**Goal of the exercise**
Please give all of the data again, character for character, and drop the pictures.

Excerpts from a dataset
________
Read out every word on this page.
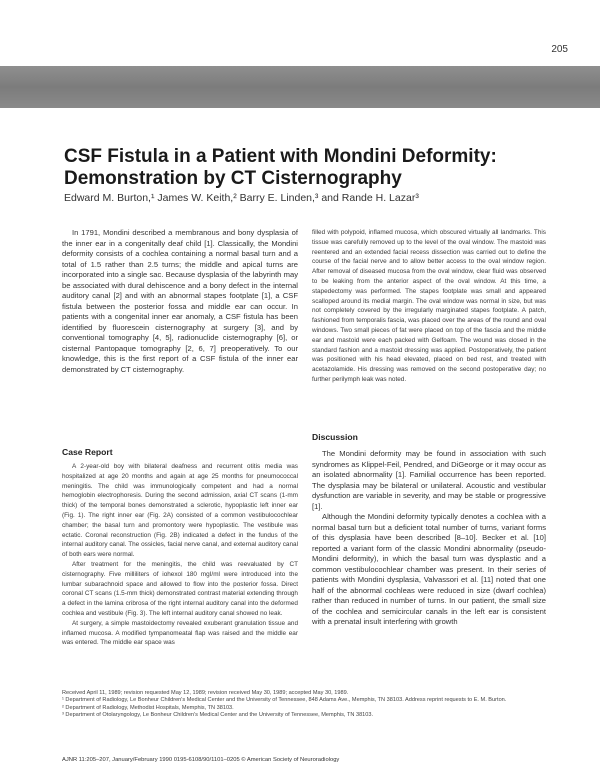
205
CSF Fistula in a Patient with Mondini Deformity: Demonstration by CT Cisternography
Edward M. Burton,¹ James W. Keith,² Barry E. Linden,³ and Rande H. Lazar³

In 1791, Mondini described a membranous and bony dysplasia of the inner ear in a congenitally deaf child [1]. Classically, the Mondini deformity consists of a cochlea containing a normal basal turn and a total of 1.5 rather than 2.5 turns; the middle and apical turns are incorporated into a single sac. Because dysplasia of the labyrinth may be associated with dural dehiscence and a bony defect in the internal auditory canal [2] and with an abnormal stapes footplate [1], a CSF fistula between the posterior fossa and middle ear can occur. In patients with a congenital inner ear anomaly, a CSF fistula has been identified by fluorescein cisternography at surgery [3], and by conventional tomography [4, 5], radionuclide cisternography [6], or cisternal Pantopaque tomography [2, 6, 7] preoperatively. To our knowledge, this is the first report of a CSF fistula of the inner ear demonstrated by CT cisternography.

Case Report

A 2-year-old boy with bilateral deafness and recurrent otitis media was hospitalized at age 20 months and again at age 25 months for pneumococcal meningitis. The child was immunologically competent and had a normal hemoglobin electrophoresis. During the second admission, axial CT scans (1-mm thick) of the temporal bones demonstrated a sclerotic, hypoplastic left inner ear (Fig. 1). The right inner ear (Fig. 2A) consisted of a common vestibulocochlear chamber; the basal turn and promontory were hypoplastic. The vestibule was ectatic. Coronal reconstruction (Fig. 2B) indicated a defect in the fundus of the internal auditory canal. The ossicles, facial nerve canal, and external auditory canal of both ears were normal.

After treatment for the meningitis, the child was reevaluated by CT cisternography. Five milliliters of iohexol 180 mgI/ml were introduced into the lumbar subarachnoid space and allowed to flow into the posterior fossa. Direct coronal CT scans (1.5-mm thick) demonstrated contrast material extending through a defect in the lamina cribrosa of the right internal auditory canal into the deformed cochlea and vestibule (Fig. 3). The left internal auditory canal showed no leak.

At surgery, a simple mastoidectomy revealed exuberant granulation tissue and inflamed mucosa. A modified tympanomeatal flap was raised and the middle ear was entered. The middle ear space was

filled with polypoid, inflamed mucosa, which obscured virtually all landmarks. This tissue was carefully removed up to the level of the oval window. The mastoid was reentered and an extended facial recess dissection was carried out to define the course of the facial nerve and to allow better access to the oval window region. After removal of diseased mucosa from the oval window, clear fluid was observed to be leaking from the anterior aspect of the oval window. At this time, a stapedectomy was performed. The stapes footplate was small and appeared scalloped around its medial margin. The oval window was normal in size, but was not completely covered by the irregularly marginated stapes footplate. A patch, fashioned from temporalis fascia, was placed over the areas of the round and oval windows. Two small pieces of fat were placed on top of the fascia and the middle ear and mastoid were each packed with Gelfoam. The wound was closed in the standard fashion and a mastoid dressing was applied. Postoperatively, the patient was positioned with his head elevated, placed on bed rest, and treated with acetazolamide. His dressing was removed on the second postoperative day; no further perilymph leak was noted.

Discussion

The Mondini deformity may be found in association with such syndromes as Klippel-Feil, Pendred, and DiGeorge or it may occur as an isolated abnormality [1]. Familial occurrence has been reported. The dysplasia may be bilateral or unilateral. Acoustic and vestibular dysfunction are variable in severity, and may be stable or progressive [1].

Although the Mondini deformity typically denotes a cochlea with a normal basal turn but a deficient total number of turns, variant forms of this dysplasia have been described [8–10]. Becker et al. [10] reported a variant form of the classic Mondini abnormality (pseudo-Mondini deformity), in which the basal turn was dysplastic and a common vestibulocochlear chamber was present. In their series of patients with Mondini dysplasia, Valvassori et al. [11] noted that one half of the abnormal cochleas were reduced in size (dwarf cochlea) rather than reduced in number of turns. In our patient, the small size of the cochlea and semicircular canals in the left ear is consistent with a prenatal insult interfering with growth

Received April 11, 1989; revision requested May 12, 1989; revision received May 30, 1989; accepted May 30, 1989.
¹ Department of Radiology, Le Bonheur Children's Medical Center and the University of Tennessee, 848 Adams Ave., Memphis, TN 38103. Address reprint requests to E. M. Burton.
² Department of Radiology, Methodist Hospitals, Memphis, TN 38103.
³ Department of Otolaryngology, Le Bonheur Children's Medical Center and the University of Tennessee, Memphis, TN 38103.
AJNR 11:205–207, January/February 1990 0195-6108/90/1101–0205 © American Society of Neuroradiology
________
**Response to the exercise**
Read out every word on this page.
205
CSF Fistula in a Patient with Mondini Deformity: Demonstration by CT Cisternography
Edward M. Burton,¹ James W. Keith,² Barry E. Linden,³ and Rande H. Lazar³

In 1791, Mondini described a membranous and bony dysplasia of the inner ear in a congenitally deaf child [1]. Classically, the Mondini deformity consists of a cochlea containing a normal basal turn and a total of 1.5 rather than 2.5 turns; the middle and apical turns are incorporated into a single sac. Because dysplasia of the labyrinth may be associated with dural dehiscence and a bony defect in the internal auditory canal [2] and with an abnormal stapes footplate [1], a CSF fistula between the posterior fossa and middle ear can occur. In patients with a congenital inner ear anomaly, a CSF fistula has been identified by fluorescein cisternography at surgery [3], and by conventional tomography [4, 5], radionuclide cisternography [6], or cisternal Pantopaque tomography [2, 6, 7] preoperatively. To our knowledge, this is the first report of a CSF fistula of the inner ear demonstrated by CT cisternography.

Case Report

A 2-year-old boy with bilateral deafness and recurrent otitis media was hospitalized at age 20 months and again at age 25 months for pneumococcal meningitis. The child was immunologically competent and had a normal hemoglobin electrophoresis. During the second admission, axial CT scans (1-mm thick) of the temporal bones demonstrated a sclerotic, hypoplastic left inner ear (Fig. 1). The right inner ear (Fig. 2A) consisted of a common vestibulocochlear chamber; the basal turn and promontory were hypoplastic. The vestibule was ectatic. Coronal reconstruction (Fig. 2B) indicated a defect in the fundus of the internal auditory canal. The ossicles, facial nerve canal, and external auditory canal of both ears were normal.

After treatment for the meningitis, the child was reevaluated by CT cisternography. Five milliliters of iohexol 180 mgI/ml were introduced into the lumbar subarachnoid space and allowed to flow into the posterior fossa. Direct coronal CT scans (1.5-mm thick) demonstrated contrast material extending through a defect in the lamina cribrosa of the right internal auditory canal into the deformed cochlea and vestibule (Fig. 3). The left internal auditory canal showed no leak.

At surgery, a simple mastoidectomy revealed exuberant granulation tissue and inflamed mucosa. A modified tympanomeatal flap was raised and the middle ear was entered. The middle ear space was

filled with polypoid, inflamed mucosa, which obscured virtually all landmarks. This tissue was carefully removed up to the level of the oval window. The mastoid was reentered and an extended facial recess dissection was carried out to define the course of the facial nerve and to allow better access to the oval window region. After removal of diseased mucosa from the oval window, clear fluid was observed to be leaking from the anterior aspect of the oval window. At this time, a stapedectomy was performed. The stapes footplate was small and appeared scalloped around its medial margin. The oval window was normal in size, but was not completely covered by the irregularly marginated stapes footplate. A patch, fashioned from temporalis fascia, was placed over the areas of the round and oval windows. Two small pieces of fat were placed on top of the fascia and the middle ear and mastoid were each packed with Gelfoam. The wound was closed in the standard fashion and a mastoid dressing was applied. Postoperatively, the patient was positioned with his head elevated, placed on bed rest, and treated with acetazolamide. His dressing was removed on the second postoperative day; no further perilymph leak was noted.

Discussion

The Mondini deformity may be found in association with such syndromes as Klippel-Feil, Pendred, and DiGeorge or it may occur as an isolated abnormality [1]. Familial occurrence has been reported. The dysplasia may be bilateral or unilateral. Acoustic and vestibular dysfunction are variable in severity, and may be stable or progressive [1].

Although the Mondini deformity typically denotes a cochlea with a normal basal turn but a deficient total number of turns, variant forms of this dysplasia have been described [8–10]. Becker et al. [10] reported a variant form of the classic Mondini abnormality (pseudo-Mondini deformity), in which the basal turn was dysplastic and a common vestibulocochlear chamber was present. In their series of patients with Mondini dysplasia, Valvassori et al. [11] noted that one half of the abnormal cochleas were reduced in size (dwarf cochlea) rather than reduced in number of turns. In our patient, the small size of the cochlea and semicircular canals in the left ear is consistent with a prenatal insult interfering with growth

Received April 11, 1989; revision requested May 12, 1989; revision received May 30, 1989; accepted May 30, 1989.
¹ Department of Radiology, Le Bonheur Children's Medical Center and the University of Tennessee, 848 Adams Ave., Memphis, TN 38103. Address reprint requests to E. M. Burton.
² Department of Radiology, Methodist Hospitals, Memphis, TN 38103.
³ Department of Otolaryngology, Le Bonheur Children's Medical Center and the University of Tennessee, Memphis, TN 38103.
AJNR 11:205–207, January/February 1990 0195-6108/90/1101–0205 © American Society of Neuroradiology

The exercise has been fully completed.